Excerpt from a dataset
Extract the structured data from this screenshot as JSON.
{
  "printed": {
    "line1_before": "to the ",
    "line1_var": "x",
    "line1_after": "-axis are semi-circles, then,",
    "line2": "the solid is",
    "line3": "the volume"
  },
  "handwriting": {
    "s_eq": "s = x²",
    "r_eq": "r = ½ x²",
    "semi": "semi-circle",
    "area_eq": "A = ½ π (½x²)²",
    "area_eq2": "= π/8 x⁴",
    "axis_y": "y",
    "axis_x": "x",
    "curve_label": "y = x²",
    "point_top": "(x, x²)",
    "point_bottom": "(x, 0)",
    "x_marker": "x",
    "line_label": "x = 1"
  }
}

▸ Direction
Every line that holds the string "semi" should be returned.

▸ Exercise output
    "line1_after": "-axis are semi-circles, then,",
    "semi": "semi-circle",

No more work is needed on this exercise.